→ Stated goal
Output the material word for word. Leave each picture out.

→ Entries
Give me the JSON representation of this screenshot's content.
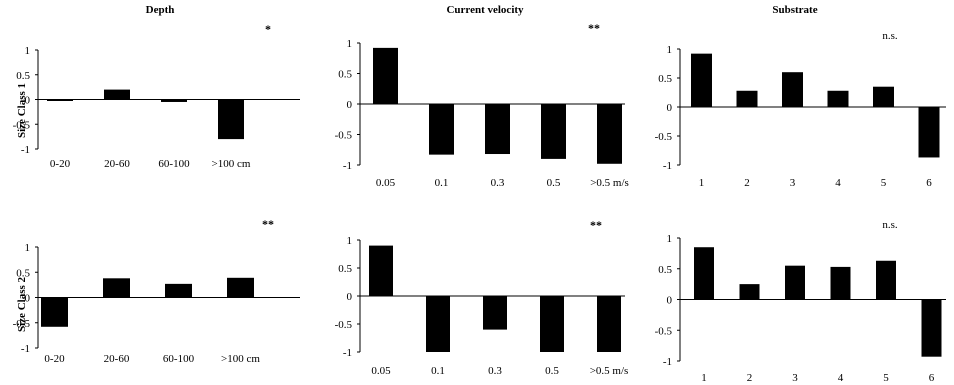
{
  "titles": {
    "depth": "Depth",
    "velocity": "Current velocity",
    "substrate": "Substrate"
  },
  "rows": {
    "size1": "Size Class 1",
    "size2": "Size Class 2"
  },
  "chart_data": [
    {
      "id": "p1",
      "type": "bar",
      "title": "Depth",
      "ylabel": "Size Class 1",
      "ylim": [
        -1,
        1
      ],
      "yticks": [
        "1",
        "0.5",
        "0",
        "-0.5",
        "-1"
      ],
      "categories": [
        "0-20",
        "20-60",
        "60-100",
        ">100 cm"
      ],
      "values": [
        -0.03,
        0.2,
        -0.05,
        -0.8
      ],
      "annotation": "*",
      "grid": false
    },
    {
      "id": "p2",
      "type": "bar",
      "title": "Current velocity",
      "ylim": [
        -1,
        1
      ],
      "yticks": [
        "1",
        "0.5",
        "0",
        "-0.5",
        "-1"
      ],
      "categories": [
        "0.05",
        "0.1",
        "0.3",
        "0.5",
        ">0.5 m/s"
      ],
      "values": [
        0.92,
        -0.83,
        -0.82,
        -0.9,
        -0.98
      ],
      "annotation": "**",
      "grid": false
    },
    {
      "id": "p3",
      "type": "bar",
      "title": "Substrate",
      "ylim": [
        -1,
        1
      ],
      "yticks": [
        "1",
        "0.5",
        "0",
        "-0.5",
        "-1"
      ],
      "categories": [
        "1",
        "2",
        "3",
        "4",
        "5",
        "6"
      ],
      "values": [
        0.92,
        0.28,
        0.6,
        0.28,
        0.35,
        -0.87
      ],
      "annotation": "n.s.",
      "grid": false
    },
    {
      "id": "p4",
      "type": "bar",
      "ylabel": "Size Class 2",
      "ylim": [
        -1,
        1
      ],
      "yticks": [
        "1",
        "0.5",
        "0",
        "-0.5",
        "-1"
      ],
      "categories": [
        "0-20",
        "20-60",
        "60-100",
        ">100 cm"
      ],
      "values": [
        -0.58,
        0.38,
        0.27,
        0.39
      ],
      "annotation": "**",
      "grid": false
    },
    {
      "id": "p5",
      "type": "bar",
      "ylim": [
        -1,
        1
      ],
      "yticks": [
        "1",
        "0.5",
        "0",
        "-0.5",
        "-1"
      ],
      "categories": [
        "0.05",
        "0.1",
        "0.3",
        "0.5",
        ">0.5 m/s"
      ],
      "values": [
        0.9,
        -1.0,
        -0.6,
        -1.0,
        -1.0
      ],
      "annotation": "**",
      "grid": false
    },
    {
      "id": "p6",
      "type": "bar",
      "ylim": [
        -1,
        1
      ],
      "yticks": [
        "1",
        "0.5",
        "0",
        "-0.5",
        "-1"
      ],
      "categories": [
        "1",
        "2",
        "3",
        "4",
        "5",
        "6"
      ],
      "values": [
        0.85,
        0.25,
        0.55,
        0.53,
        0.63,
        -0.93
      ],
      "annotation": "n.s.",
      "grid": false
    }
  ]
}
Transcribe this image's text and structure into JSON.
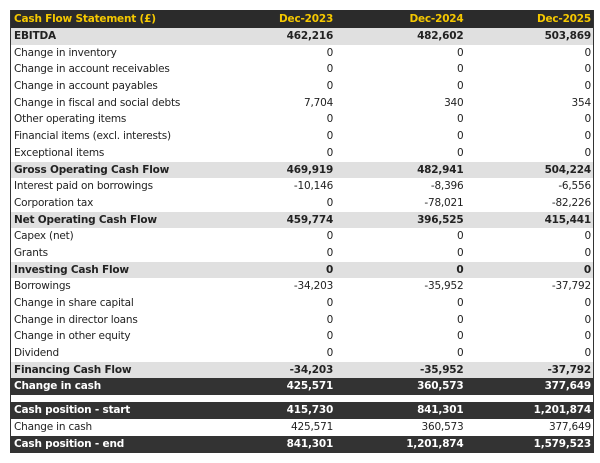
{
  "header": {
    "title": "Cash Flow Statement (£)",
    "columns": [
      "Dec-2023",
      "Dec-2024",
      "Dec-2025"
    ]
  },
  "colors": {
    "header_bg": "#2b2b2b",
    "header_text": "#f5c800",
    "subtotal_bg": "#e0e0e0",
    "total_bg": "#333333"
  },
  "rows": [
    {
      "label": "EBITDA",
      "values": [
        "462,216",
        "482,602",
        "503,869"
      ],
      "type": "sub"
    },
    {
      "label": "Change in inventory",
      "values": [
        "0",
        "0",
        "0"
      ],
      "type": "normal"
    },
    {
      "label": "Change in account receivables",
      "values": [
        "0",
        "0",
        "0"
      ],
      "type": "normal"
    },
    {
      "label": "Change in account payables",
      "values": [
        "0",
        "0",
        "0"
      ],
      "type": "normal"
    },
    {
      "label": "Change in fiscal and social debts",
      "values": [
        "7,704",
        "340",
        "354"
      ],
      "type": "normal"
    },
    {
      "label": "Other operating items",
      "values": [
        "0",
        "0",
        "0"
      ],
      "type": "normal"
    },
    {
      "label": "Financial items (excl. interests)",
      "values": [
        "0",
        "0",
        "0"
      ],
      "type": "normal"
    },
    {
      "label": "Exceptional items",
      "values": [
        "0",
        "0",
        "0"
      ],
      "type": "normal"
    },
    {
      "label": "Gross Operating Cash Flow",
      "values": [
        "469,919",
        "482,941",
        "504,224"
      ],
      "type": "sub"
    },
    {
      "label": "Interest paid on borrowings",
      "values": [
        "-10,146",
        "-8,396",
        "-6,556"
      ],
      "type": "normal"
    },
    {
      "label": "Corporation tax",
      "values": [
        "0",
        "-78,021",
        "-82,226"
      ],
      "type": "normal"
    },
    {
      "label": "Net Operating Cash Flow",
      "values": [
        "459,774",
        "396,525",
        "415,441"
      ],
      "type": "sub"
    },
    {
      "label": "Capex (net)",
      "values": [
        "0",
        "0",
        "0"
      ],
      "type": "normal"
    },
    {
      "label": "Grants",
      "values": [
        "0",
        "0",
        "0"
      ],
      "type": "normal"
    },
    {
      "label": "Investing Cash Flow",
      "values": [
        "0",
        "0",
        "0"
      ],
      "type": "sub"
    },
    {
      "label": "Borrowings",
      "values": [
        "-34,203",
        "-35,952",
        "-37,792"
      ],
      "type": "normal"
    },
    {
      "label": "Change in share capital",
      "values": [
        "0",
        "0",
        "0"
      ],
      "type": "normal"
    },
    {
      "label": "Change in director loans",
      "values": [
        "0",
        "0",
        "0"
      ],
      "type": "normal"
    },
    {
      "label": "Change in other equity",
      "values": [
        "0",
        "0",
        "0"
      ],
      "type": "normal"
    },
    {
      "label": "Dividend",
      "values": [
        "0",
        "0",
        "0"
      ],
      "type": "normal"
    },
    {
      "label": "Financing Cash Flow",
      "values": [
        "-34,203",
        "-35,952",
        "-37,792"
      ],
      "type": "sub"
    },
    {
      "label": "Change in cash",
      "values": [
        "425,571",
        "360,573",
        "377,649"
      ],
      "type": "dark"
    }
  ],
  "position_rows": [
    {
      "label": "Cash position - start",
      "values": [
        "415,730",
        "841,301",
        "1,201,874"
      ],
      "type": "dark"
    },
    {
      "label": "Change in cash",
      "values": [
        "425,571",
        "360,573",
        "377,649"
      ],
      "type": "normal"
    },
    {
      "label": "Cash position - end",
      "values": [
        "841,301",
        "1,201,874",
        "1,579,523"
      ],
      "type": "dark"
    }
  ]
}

→ Answer for this exercise
Give me the JSON representation of this screenshot's content.
{
  "titles": {
    "depth": "Depth",
    "velocity": "Current velocity",
    "substrate": "Substrate"
  },
  "rows": {
    "size1": "Size Class 1",
    "size2": "Size Class 2"
  },
  "chart_data": [
    {
      "id": "p1",
      "type": "bar",
      "title": "Depth",
      "ylabel": "Size Class 1",
      "ylim": [
        -1,
        1
      ],
      "yticks": [
        "1",
        "0.5",
        "0",
        "-0.5",
        "-1"
      ],
      "categories": [
        "0-20",
        "20-60",
        "60-100",
        ">100 cm"
      ],
      "values": [
        -0.03,
        0.2,
        -0.05,
        -0.8
      ],
      "annotation": "*",
      "grid": false
    },
    {
      "id": "p2",
      "type": "bar",
      "title": "Current velocity",
      "ylim": [
        -1,
        1
      ],
      "yticks": [
        "1",
        "0.5",
        "0",
        "-0.5",
        "-1"
      ],
      "categories": [
        "0.05",
        "0.1",
        "0.3",
        "0.5",
        ">0.5 m/s"
      ],
      "values": [
        0.92,
        -0.83,
        -0.82,
        -0.9,
        -0.98
      ],
      "annotation": "**",
      "grid": false
    },
    {
      "id": "p3",
      "type": "bar",
      "title": "Substrate",
      "ylim": [
        -1,
        1
      ],
      "yticks": [
        "1",
        "0.5",
        "0",
        "-0.5",
        "-1"
      ],
      "categories": [
        "1",
        "2",
        "3",
        "4",
        "5",
        "6"
      ],
      "values": [
        0.92,
        0.28,
        0.6,
        0.28,
        0.35,
        -0.87
      ],
      "annotation": "n.s.",
      "grid": false
    },
    {
      "id": "p4",
      "type": "bar",
      "ylabel": "Size Class 2",
      "ylim": [
        -1,
        1
      ],
      "yticks": [
        "1",
        "0.5",
        "0",
        "-0.5",
        "-1"
      ],
      "categories": [
        "0-20",
        "20-60",
        "60-100",
        ">100 cm"
      ],
      "values": [
        -0.58,
        0.38,
        0.27,
        0.39
      ],
      "annotation": "**",
      "grid": false
    },
    {
      "id": "p5",
      "type": "bar",
      "ylim": [
        -1,
        1
      ],
      "yticks": [
        "1",
        "0.5",
        "0",
        "-0.5",
        "-1"
      ],
      "categories": [
        "0.05",
        "0.1",
        "0.3",
        "0.5",
        ">0.5 m/s"
      ],
      "values": [
        0.9,
        -1.0,
        -0.6,
        -1.0,
        -1.0
      ],
      "annotation": "**",
      "grid": false
    },
    {
      "id": "p6",
      "type": "bar",
      "ylim": [
        -1,
        1
      ],
      "yticks": [
        "1",
        "0.5",
        "0",
        "-0.5",
        "-1"
      ],
      "categories": [
        "1",
        "2",
        "3",
        "4",
        "5",
        "6"
      ],
      "values": [
        0.85,
        0.25,
        0.55,
        0.53,
        0.63,
        -0.93
      ],
      "annotation": "n.s.",
      "grid": false
    }
  ]
}
Transcribe this image's text and structure into JSON.
{
  "header": {
    "title": "Cash Flow Statement (£)",
    "columns": [
      "Dec-2023",
      "Dec-2024",
      "Dec-2025"
    ]
  },
  "colors": {
    "header_bg": "#2b2b2b",
    "header_text": "#f5c800",
    "subtotal_bg": "#e0e0e0",
    "total_bg": "#333333"
  },
  "rows": [
    {
      "label": "EBITDA",
      "values": [
        "462,216",
        "482,602",
        "503,869"
      ],
      "type": "sub"
    },
    {
      "label": "Change in inventory",
      "values": [
        "0",
        "0",
        "0"
      ],
      "type": "normal"
    },
    {
      "label": "Change in account receivables",
      "values": [
        "0",
        "0",
        "0"
      ],
      "type": "normal"
    },
    {
      "label": "Change in account payables",
      "values": [
        "0",
        "0",
        "0"
      ],
      "type": "normal"
    },
    {
      "label": "Change in fiscal and social debts",
      "values": [
        "7,704",
        "340",
        "354"
      ],
      "type": "normal"
    },
    {
      "label": "Other operating items",
      "values": [
        "0",
        "0",
        "0"
      ],
      "type": "normal"
    },
    {
      "label": "Financial items (excl. interests)",
      "values": [
        "0",
        "0",
        "0"
      ],
      "type": "normal"
    },
    {
      "label": "Exceptional items",
      "values": [
        "0",
        "0",
        "0"
      ],
      "type": "normal"
    },
    {
      "label": "Gross Operating Cash Flow",
      "values": [
        "469,919",
        "482,941",
        "504,224"
      ],
      "type": "sub"
    },
    {
      "label": "Interest paid on borrowings",
      "values": [
        "-10,146",
        "-8,396",
        "-6,556"
      ],
      "type": "normal"
    },
    {
      "label": "Corporation tax",
      "values": [
        "0",
        "-78,021",
        "-82,226"
      ],
      "type": "normal"
    },
    {
      "label": "Net Operating Cash Flow",
      "values": [
        "459,774",
        "396,525",
        "415,441"
      ],
      "type": "sub"
    },
    {
      "label": "Capex (net)",
      "values": [
        "0",
        "0",
        "0"
      ],
      "type": "normal"
    },
    {
      "label": "Grants",
      "values": [
        "0",
        "0",
        "0"
      ],
      "type": "normal"
    },
    {
      "label": "Investing Cash Flow",
      "values": [
        "0",
        "0",
        "0"
      ],
      "type": "sub"
    },
    {
      "label": "Borrowings",
      "values": [
        "-34,203",
        "-35,952",
        "-37,792"
      ],
      "type": "normal"
    },
    {
      "label": "Change in share capital",
      "values": [
        "0",
        "0",
        "0"
      ],
      "type": "normal"
    },
    {
      "label": "Change in director loans",
      "values": [
        "0",
        "0",
        "0"
      ],
      "type": "normal"
    },
    {
      "label": "Change in other equity",
      "values": [
        "0",
        "0",
        "0"
      ],
      "type": "normal"
    },
    {
      "label": "Dividend",
      "values": [
        "0",
        "0",
        "0"
      ],
      "type": "normal"
    },
    {
      "label": "Financing Cash Flow",
      "values": [
        "-34,203",
        "-35,952",
        "-37,792"
      ],
      "type": "sub"
    },
    {
      "label": "Change in cash",
      "values": [
        "425,571",
        "360,573",
        "377,649"
      ],
      "type": "dark"
    }
  ],
  "position_rows": [
    {
      "label": "Cash position - start",
      "values": [
        "415,730",
        "841,301",
        "1,201,874"
      ],
      "type": "dark"
    },
    {
      "label": "Change in cash",
      "values": [
        "425,571",
        "360,573",
        "377,649"
      ],
      "type": "normal"
    },
    {
      "label": "Cash position - end",
      "values": [
        "841,301",
        "1,201,874",
        "1,579,523"
      ],
      "type": "dark"
    }
  ]
}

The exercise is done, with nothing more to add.